* **TASK PROMPT**
Locate the lines of the listing below that hold "name", then copy each of them.

****

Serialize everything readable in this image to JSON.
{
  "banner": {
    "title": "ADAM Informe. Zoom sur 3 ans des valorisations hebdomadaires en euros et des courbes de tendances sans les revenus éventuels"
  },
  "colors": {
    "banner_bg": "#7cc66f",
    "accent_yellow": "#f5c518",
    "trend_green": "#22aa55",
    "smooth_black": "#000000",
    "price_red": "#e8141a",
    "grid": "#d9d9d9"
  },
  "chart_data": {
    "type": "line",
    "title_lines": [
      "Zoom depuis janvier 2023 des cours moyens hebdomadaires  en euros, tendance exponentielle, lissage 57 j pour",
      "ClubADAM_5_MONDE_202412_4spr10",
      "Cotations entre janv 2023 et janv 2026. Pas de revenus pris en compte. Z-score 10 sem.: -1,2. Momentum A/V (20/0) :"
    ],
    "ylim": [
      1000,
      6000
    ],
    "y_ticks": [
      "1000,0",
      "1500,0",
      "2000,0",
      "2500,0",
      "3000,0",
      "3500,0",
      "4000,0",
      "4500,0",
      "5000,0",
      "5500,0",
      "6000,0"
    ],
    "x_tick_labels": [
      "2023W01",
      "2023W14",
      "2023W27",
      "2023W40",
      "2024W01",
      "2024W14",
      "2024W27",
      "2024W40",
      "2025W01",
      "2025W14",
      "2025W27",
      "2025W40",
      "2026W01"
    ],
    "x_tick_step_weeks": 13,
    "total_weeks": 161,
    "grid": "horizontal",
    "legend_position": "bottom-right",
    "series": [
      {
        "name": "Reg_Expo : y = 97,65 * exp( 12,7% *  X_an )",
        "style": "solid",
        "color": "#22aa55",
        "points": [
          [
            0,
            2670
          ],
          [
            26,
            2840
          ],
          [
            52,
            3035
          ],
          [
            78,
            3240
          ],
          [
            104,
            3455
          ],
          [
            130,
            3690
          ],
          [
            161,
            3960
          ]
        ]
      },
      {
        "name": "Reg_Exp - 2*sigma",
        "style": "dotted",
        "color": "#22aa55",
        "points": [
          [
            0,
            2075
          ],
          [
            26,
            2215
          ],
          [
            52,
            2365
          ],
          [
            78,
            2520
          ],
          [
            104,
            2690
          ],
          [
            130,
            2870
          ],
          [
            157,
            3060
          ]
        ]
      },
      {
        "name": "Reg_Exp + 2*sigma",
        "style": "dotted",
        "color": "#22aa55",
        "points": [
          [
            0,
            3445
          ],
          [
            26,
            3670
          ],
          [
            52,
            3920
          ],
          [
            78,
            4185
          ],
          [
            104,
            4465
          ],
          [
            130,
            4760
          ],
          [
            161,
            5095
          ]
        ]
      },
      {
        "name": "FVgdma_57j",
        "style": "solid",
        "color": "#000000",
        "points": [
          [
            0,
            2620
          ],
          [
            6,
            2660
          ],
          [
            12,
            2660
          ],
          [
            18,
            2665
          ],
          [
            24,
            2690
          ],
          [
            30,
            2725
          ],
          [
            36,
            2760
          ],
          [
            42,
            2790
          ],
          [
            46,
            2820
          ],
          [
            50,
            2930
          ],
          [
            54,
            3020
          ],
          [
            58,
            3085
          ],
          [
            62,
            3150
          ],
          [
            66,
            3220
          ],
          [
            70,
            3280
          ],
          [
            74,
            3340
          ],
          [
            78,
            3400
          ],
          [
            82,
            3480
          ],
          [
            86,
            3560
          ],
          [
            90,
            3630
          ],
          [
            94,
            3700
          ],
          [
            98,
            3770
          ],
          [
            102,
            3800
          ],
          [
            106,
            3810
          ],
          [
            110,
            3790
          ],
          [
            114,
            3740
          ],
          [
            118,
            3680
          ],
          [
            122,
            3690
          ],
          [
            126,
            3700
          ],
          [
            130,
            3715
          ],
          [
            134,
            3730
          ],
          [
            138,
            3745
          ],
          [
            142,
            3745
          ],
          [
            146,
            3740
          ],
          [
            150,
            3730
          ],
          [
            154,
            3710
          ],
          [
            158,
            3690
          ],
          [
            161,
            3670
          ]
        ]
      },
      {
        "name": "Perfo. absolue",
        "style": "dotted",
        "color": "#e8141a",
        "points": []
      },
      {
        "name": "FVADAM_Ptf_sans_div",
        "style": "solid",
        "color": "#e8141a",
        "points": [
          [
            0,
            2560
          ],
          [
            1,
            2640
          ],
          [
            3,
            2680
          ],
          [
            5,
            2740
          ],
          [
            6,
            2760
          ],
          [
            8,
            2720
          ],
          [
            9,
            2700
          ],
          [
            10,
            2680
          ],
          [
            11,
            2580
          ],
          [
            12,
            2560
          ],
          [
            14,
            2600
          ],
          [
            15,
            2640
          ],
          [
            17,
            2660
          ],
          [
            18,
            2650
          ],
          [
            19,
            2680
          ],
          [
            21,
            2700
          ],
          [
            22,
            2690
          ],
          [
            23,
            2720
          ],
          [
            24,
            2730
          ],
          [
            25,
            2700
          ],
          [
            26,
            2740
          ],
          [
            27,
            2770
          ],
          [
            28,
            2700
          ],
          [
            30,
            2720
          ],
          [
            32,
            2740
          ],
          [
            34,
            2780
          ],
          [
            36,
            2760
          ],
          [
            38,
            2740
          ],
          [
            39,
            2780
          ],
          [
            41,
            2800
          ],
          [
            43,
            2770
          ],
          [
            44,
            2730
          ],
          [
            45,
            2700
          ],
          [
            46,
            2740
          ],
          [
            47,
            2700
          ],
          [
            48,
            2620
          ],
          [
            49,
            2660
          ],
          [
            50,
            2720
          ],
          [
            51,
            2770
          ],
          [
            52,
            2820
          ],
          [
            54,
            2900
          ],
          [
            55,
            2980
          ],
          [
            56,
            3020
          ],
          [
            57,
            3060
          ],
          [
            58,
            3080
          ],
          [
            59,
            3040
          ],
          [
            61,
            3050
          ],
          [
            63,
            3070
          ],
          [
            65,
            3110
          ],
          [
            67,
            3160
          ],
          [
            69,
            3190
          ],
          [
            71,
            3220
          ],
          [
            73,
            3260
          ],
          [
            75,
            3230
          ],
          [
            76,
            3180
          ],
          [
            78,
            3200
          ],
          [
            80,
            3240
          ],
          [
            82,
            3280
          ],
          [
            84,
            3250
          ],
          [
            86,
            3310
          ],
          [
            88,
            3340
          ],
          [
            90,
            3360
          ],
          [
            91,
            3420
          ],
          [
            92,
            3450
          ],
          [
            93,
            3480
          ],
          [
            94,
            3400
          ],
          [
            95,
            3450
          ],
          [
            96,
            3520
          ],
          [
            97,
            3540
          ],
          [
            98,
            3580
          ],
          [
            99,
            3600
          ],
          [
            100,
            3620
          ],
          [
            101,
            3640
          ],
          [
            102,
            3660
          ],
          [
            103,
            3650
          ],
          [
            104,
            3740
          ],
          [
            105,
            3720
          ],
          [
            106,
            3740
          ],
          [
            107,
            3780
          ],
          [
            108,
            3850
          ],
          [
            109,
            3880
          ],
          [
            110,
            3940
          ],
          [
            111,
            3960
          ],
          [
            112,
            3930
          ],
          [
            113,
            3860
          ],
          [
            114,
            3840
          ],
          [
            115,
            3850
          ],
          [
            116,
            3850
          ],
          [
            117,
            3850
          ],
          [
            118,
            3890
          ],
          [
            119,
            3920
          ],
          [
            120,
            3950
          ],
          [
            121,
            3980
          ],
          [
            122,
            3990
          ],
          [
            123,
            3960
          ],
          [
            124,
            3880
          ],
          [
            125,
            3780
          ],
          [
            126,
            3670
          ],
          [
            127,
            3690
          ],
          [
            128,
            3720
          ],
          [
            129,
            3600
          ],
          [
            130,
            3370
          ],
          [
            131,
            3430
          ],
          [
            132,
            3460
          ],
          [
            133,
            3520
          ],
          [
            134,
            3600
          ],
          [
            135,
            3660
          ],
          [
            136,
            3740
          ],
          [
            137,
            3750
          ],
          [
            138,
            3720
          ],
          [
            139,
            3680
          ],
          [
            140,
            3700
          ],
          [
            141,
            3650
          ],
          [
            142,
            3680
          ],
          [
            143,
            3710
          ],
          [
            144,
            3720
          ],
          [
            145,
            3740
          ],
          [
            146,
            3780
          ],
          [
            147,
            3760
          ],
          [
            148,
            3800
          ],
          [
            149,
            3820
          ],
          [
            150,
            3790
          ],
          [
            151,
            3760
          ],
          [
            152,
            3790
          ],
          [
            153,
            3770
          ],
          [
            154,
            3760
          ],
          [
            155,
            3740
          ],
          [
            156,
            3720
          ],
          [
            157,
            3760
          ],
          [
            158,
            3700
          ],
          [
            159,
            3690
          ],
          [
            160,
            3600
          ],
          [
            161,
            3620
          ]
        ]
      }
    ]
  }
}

****

* **SOLUTION TO THE EXERCISE**
        "name": "Reg_Expo : y = 97,65 * exp( 12,7% *  X_an )",
        "name": "Reg_Exp - 2*sigma",
        "name": "Reg_Exp + 2*sigma",
        "name": "FVgdma_57j",
        "name": "Perfo. absolue",
        "name": "FVADAM_Ptf_sans_div",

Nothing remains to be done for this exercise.